▸ **Exercise**
Each entry in the listing below should be restated word for word.

▸ **Data entries**

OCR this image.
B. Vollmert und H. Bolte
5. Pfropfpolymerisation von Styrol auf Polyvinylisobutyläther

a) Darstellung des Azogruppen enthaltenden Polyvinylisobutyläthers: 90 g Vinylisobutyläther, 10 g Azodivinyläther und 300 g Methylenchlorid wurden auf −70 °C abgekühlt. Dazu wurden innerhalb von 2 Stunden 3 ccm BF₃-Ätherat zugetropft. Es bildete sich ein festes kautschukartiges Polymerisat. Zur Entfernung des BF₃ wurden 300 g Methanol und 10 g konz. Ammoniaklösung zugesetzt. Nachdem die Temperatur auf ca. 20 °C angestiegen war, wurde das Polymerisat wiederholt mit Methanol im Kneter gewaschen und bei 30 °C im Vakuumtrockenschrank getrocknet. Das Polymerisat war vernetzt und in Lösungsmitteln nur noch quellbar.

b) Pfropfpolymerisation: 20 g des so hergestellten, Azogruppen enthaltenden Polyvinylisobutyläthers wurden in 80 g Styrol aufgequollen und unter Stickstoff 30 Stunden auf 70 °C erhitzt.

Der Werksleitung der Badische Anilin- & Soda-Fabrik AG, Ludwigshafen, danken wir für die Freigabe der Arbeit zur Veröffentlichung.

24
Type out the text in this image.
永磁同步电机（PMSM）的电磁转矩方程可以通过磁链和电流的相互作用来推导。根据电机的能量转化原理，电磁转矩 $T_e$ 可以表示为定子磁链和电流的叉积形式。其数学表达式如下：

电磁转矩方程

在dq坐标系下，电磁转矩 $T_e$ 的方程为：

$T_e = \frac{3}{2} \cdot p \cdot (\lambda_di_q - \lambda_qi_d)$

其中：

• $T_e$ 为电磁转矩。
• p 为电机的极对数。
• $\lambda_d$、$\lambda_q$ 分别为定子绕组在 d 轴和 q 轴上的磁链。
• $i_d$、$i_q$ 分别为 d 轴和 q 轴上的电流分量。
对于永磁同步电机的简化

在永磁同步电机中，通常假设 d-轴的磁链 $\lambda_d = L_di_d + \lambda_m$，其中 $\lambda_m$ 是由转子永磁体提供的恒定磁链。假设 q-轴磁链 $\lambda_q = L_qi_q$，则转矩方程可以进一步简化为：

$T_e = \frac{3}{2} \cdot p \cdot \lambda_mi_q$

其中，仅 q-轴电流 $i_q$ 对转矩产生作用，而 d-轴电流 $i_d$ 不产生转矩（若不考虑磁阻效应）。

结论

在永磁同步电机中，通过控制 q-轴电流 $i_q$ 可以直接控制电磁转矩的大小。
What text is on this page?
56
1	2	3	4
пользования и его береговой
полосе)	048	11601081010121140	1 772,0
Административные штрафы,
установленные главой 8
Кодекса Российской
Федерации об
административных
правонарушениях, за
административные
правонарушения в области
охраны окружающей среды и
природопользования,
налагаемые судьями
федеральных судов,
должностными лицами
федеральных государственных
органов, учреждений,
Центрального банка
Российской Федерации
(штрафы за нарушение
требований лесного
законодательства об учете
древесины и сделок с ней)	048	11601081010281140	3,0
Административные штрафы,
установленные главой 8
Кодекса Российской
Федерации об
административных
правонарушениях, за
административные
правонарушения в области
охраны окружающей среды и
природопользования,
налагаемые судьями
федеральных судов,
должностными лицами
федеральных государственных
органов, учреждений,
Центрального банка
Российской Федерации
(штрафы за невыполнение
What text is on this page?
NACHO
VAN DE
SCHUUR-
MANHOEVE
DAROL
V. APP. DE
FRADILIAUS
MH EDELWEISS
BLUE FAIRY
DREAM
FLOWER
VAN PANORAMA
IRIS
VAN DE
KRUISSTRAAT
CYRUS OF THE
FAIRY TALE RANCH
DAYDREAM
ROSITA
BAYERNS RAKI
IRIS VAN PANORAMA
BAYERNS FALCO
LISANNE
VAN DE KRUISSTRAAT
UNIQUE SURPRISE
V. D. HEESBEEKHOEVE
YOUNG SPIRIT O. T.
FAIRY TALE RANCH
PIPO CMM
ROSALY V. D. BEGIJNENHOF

▸ **Reply to the task**
OCR this image.
B. Vollmert und H. Bolte
5. Pfropfpolymerisation von Styrol auf Polyvinylisobutyläther

a) Darstellung des Azogruppen enthaltenden Polyvinylisobutyläthers: 90 g Vinylisobutyläther, 10 g Azodivinyläther und 300 g Methylenchlorid wurden auf −70 °C abgekühlt. Dazu wurden innerhalb von 2 Stunden 3 ccm BF₃-Ätherat zugetropft. Es bildete sich ein festes kautschukartiges Polymerisat. Zur Entfernung des BF₃ wurden 300 g Methanol und 10 g konz. Ammoniaklösung zugesetzt. Nachdem die Temperatur auf ca. 20 °C angestiegen war, wurde das Polymerisat wiederholt mit Methanol im Kneter gewaschen und bei 30 °C im Vakuumtrockenschrank getrocknet. Das Polymerisat war vernetzt und in Lösungsmitteln nur noch quellbar.

b) Pfropfpolymerisation: 20 g des so hergestellten, Azogruppen enthaltenden Polyvinylisobutyläthers wurden in 80 g Styrol aufgequollen und unter Stickstoff 30 Stunden auf 70 °C erhitzt.

Der Werksleitung der Badische Anilin- & Soda-Fabrik AG, Ludwigshafen, danken wir für die Freigabe der Arbeit zur Veröffentlichung.

24
Type out the text in this image.
永磁同步电机（PMSM）的电磁转矩方程可以通过磁链和电流的相互作用来推导。根据电机的能量转化原理，电磁转矩 $T_e$ 可以表示为定子磁链和电流的叉积形式。其数学表达式如下：

电磁转矩方程

在dq坐标系下，电磁转矩 $T_e$ 的方程为：

$T_e = \frac{3}{2} \cdot p \cdot (\lambda_di_q - \lambda_qi_d)$

其中：

• $T_e$ 为电磁转矩。
• p 为电机的极对数。
• $\lambda_d$、$\lambda_q$ 分别为定子绕组在 d 轴和 q 轴上的磁链。
• $i_d$、$i_q$ 分别为 d 轴和 q 轴上的电流分量。
对于永磁同步电机的简化

在永磁同步电机中，通常假设 d-轴的磁链 $\lambda_d = L_di_d + \lambda_m$，其中 $\lambda_m$ 是由转子永磁体提供的恒定磁链。假设 q-轴磁链 $\lambda_q = L_qi_q$，则转矩方程可以进一步简化为：

$T_e = \frac{3}{2} \cdot p \cdot \lambda_mi_q$

其中，仅 q-轴电流 $i_q$ 对转矩产生作用，而 d-轴电流 $i_d$ 不产生转矩（若不考虑磁阻效应）。

结论

在永磁同步电机中，通过控制 q-轴电流 $i_q$ 可以直接控制电磁转矩的大小。
What text is on this page?
56
1	2	3	4
пользования и его береговой
полосе)	048	11601081010121140	1 772,0
Административные штрафы,
установленные главой 8
Кодекса Российской
Федерации об
административных
правонарушениях, за
административные
правонарушения в области
охраны окружающей среды и
природопользования,
налагаемые судьями
федеральных судов,
должностными лицами
федеральных государственных
органов, учреждений,
Центрального банка
Российской Федерации
(штрафы за нарушение
требований лесного
законодательства об учете
древесины и сделок с ней)	048	11601081010281140	3,0
Административные штрафы,
установленные главой 8
Кодекса Российской
Федерации об
административных
правонарушениях, за
административные
правонарушения в области
охраны окружающей среды и
природопользования,
налагаемые судьями
федеральных судов,
должностными лицами
федеральных государственных
органов, учреждений,
Центрального банка
Российской Федерации
(штрафы за невыполнение
What text is on this page?
NACHO
VAN DE
SCHUUR-
MANHOEVE
DAROL
V. APP. DE
FRADILIAUS
MH EDELWEISS
BLUE FAIRY
DREAM
FLOWER
VAN PANORAMA
IRIS
VAN DE
KRUISSTRAAT
CYRUS OF THE
FAIRY TALE RANCH
DAYDREAM
ROSITA
BAYERNS RAKI
IRIS VAN PANORAMA
BAYERNS FALCO
LISANNE
VAN DE KRUISSTRAAT
UNIQUE SURPRISE
V. D. HEESBEEKHOEVE
YOUNG SPIRIT O. T.
FAIRY TALE RANCH
PIPO CMM
ROSALY V. D. BEGIJNENHOF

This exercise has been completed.